+++ Provided entries +++

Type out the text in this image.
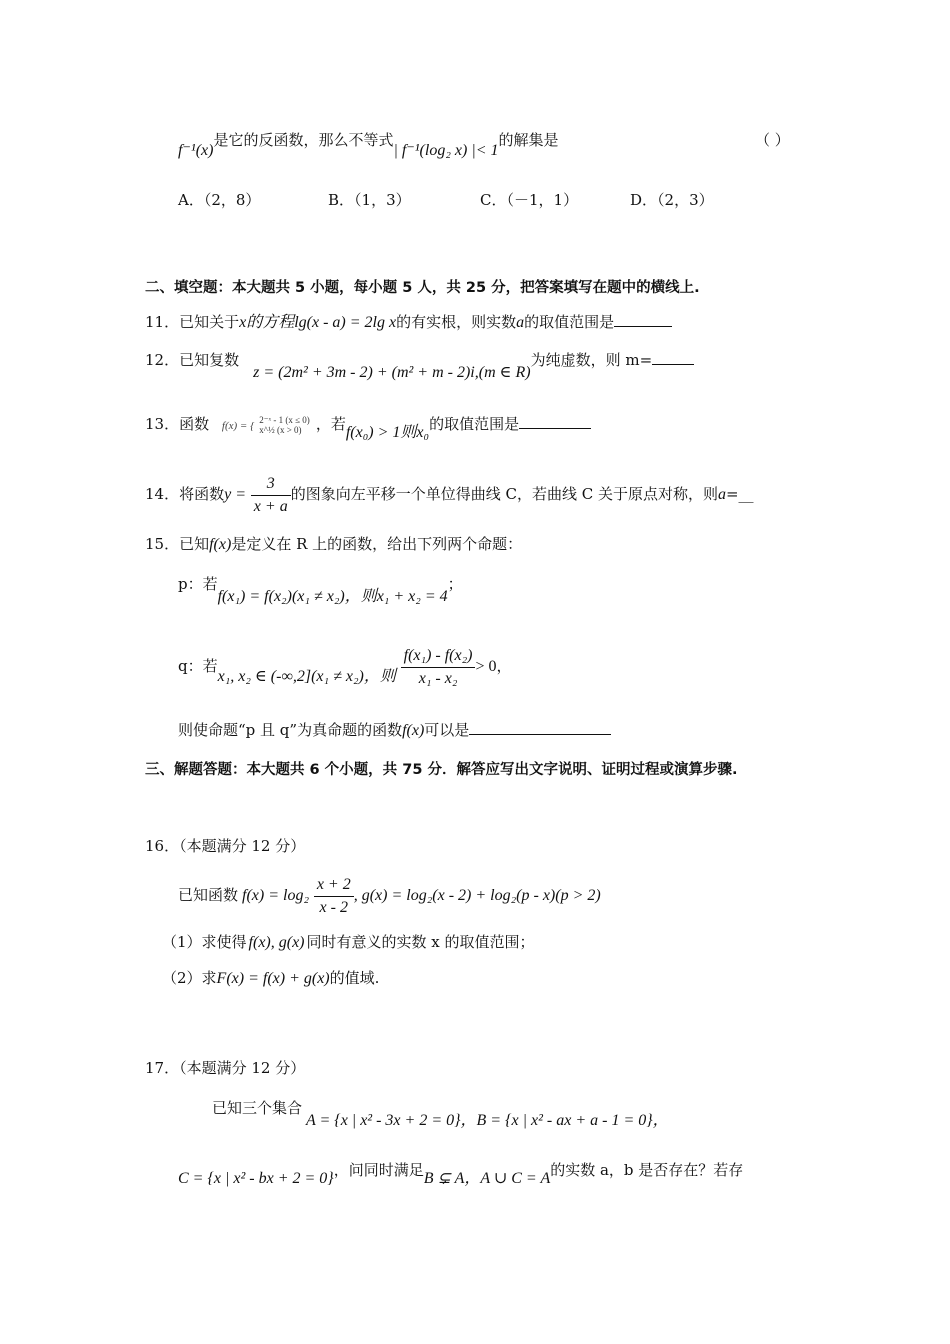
f⁻¹(x)是它的反函数，那么不等式| f⁻¹(log₂ x) |< 1的解集是	（ ）
A．（2，8）	B．（1，3）	C．（－1，1）	D．（2，3）
二、填空题：本大题共 5 小题，每小题 5 人，共 25 分，把答案填写在题中的横线上.
11．已知关于x的方程lg(x - a) = 2lg x的有实根，则实数a的取值范围是
12．已知复数z = (2m² + 3m - 2) + (m² + m - 2)i,(m ∈ R)为纯虚数，则 m=
13．函数 f(x) = { 2⁻ˣ - 1 (x ≤ 0)
x^½ (x > 0) ，若f(x₀) > 1则x₀的取值范围是
14．将函数$y = \frac{3}{x + a}$ 的图象向左平移一个单位得曲线 C，若曲线 C 关于原点对称，则a=__
15．已知f(x)是定义在 R 上的函数，给出下列两个命题：
p：若f(x₁) = f(x₂)(x₁ ≠ x₂)，则x₁ + x₂ = 4；
q：若x₁, x₂ ∈ (-∞,2](x₁ ≠ x₂)，则 $\frac{\text{f(x₁) - f(x₂)}}{\text{x₁ - x₂}} > 0$，
则使命题“p 且 q”为真命题的函数f(x)可以是
三、解题答题：本大题共 6 个小题，共 75 分．解答应写出文字说明、证明过程或演算步骤.
16．（本题满分 12 分）
已知函数 $f(x) = \log_2 \frac{x + 2}{x - 2}$ , g(x) = log₂(x - 2) + log₂(p - x)(p > 2)
（1）求使得 f(x), g(x) 同时有意义的实数 x 的取值范围；
（2）求F(x) = f(x) + g(x)的值域.
17．（本题满分 12 分）
已知三个集合A = {x | x² - 3x + 2 = 0}，B = {x | x² - ax + a - 1 = 0}，
C = {x | x² - bx + 2 = 0}，问同时满足B ⊊ A，A ∪ C = A的实数 a，b 是否存在？若存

+++

◆ What is required ◆
Reproduce each line of the material containing the word "log₂".

◆ The response ◆
f⁻¹(x)是它的反函数，那么不等式| f⁻¹(log₂ x) |< 1的解集是	（ ）
已知函数 $f(x) = \log_2 \frac{x + 2}{x - 2}$ , g(x) = log₂(x - 2) + log₂(p - x)(p > 2)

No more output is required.